━━ Data in this exercise ━━

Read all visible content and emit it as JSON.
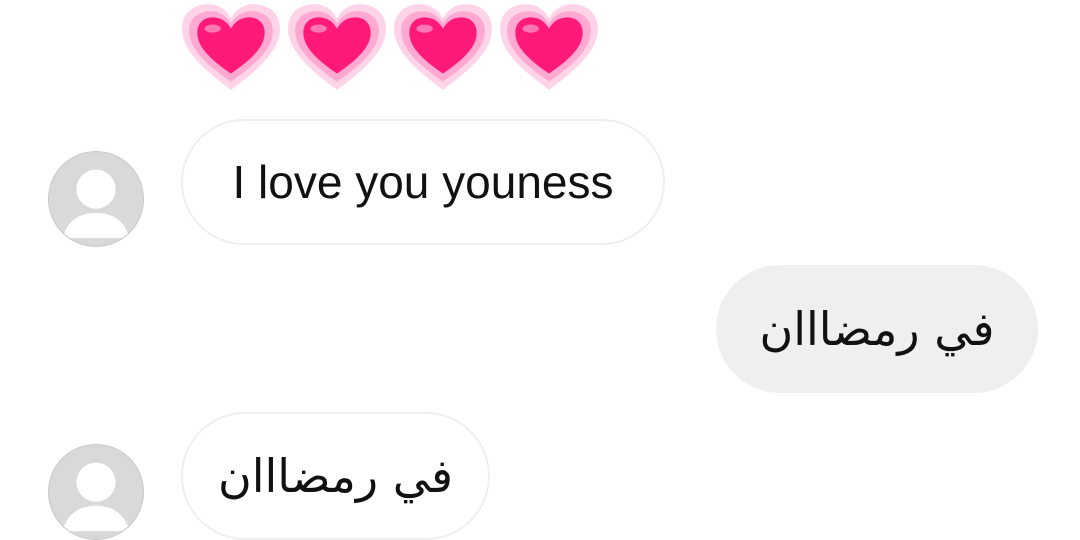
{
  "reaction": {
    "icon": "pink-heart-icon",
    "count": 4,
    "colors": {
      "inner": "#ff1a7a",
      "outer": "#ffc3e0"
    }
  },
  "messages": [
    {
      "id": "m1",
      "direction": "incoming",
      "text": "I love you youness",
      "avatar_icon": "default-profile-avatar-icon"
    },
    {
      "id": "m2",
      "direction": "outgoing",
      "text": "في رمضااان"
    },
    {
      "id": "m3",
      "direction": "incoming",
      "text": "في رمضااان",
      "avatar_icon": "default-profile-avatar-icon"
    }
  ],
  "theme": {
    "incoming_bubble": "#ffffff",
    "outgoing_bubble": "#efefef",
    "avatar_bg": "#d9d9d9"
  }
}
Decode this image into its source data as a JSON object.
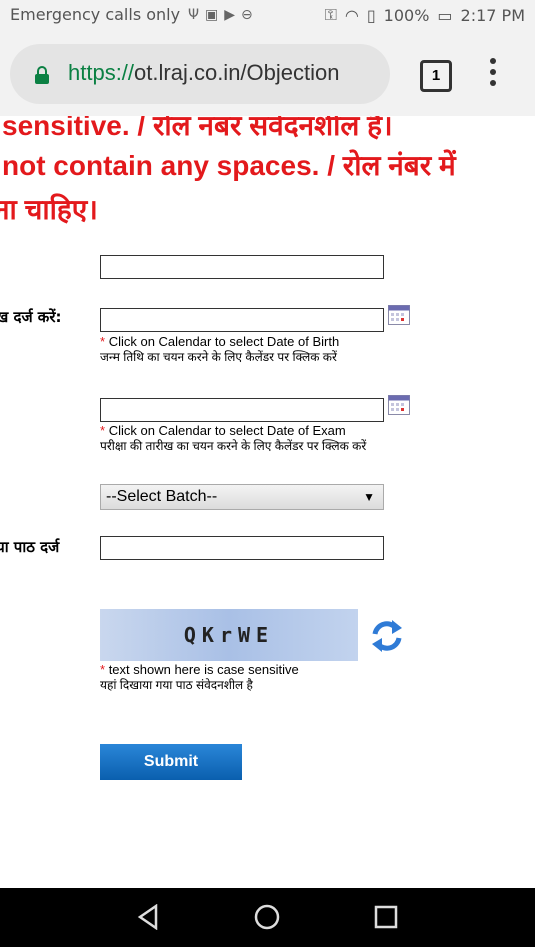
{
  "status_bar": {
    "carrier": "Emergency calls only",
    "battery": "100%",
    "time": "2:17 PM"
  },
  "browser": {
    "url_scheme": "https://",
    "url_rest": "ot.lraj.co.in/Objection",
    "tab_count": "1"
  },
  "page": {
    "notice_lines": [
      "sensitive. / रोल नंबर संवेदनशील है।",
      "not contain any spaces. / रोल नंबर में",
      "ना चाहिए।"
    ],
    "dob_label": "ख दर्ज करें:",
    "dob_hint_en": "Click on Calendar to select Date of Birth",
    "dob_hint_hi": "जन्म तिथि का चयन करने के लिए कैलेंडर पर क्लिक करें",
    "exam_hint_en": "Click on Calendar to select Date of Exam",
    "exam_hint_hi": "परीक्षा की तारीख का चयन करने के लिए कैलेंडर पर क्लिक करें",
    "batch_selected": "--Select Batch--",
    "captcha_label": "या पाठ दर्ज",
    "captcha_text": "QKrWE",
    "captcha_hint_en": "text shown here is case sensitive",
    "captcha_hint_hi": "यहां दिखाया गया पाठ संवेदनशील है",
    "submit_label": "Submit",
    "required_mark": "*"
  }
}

━━━

Exercise: Copy the material shown above in full and exactly. Skip the pictures.

Output below:
Read all visible content and emit it as JSON.
{
  "reaction": {
    "icon": "pink-heart-icon",
    "count": 4,
    "colors": {
      "inner": "#ff1a7a",
      "outer": "#ffc3e0"
    }
  },
  "messages": [
    {
      "id": "m1",
      "direction": "incoming",
      "text": "I love you youness",
      "avatar_icon": "default-profile-avatar-icon"
    },
    {
      "id": "m2",
      "direction": "outgoing",
      "text": "في رمضااان"
    },
    {
      "id": "m3",
      "direction": "incoming",
      "text": "في رمضااان",
      "avatar_icon": "default-profile-avatar-icon"
    }
  ],
  "theme": {
    "incoming_bubble": "#ffffff",
    "outgoing_bubble": "#efefef",
    "avatar_bg": "#d9d9d9"
  }
}
Decode this image into its source data as a JSON object.
{
  "status_bar": {
    "carrier": "Emergency calls only",
    "battery": "100%",
    "time": "2:17 PM"
  },
  "browser": {
    "url_scheme": "https://",
    "url_rest": "ot.lraj.co.in/Objection",
    "tab_count": "1"
  },
  "page": {
    "notice_lines": [
      "sensitive. / रोल नंबर संवेदनशील है।",
      "not contain any spaces. / रोल नंबर में",
      "ना चाहिए।"
    ],
    "dob_label": "ख दर्ज करें:",
    "dob_hint_en": "Click on Calendar to select Date of Birth",
    "dob_hint_hi": "जन्म तिथि का चयन करने के लिए कैलेंडर पर क्लिक करें",
    "exam_hint_en": "Click on Calendar to select Date of Exam",
    "exam_hint_hi": "परीक्षा की तारीख का चयन करने के लिए कैलेंडर पर क्लिक करें",
    "batch_selected": "--Select Batch--",
    "captcha_label": "या पाठ दर्ज",
    "captcha_text": "QKrWE",
    "captcha_hint_en": "text shown here is case sensitive",
    "captcha_hint_hi": "यहां दिखाया गया पाठ संवेदनशील है",
    "submit_label": "Submit",
    "required_mark": "*"
  }
}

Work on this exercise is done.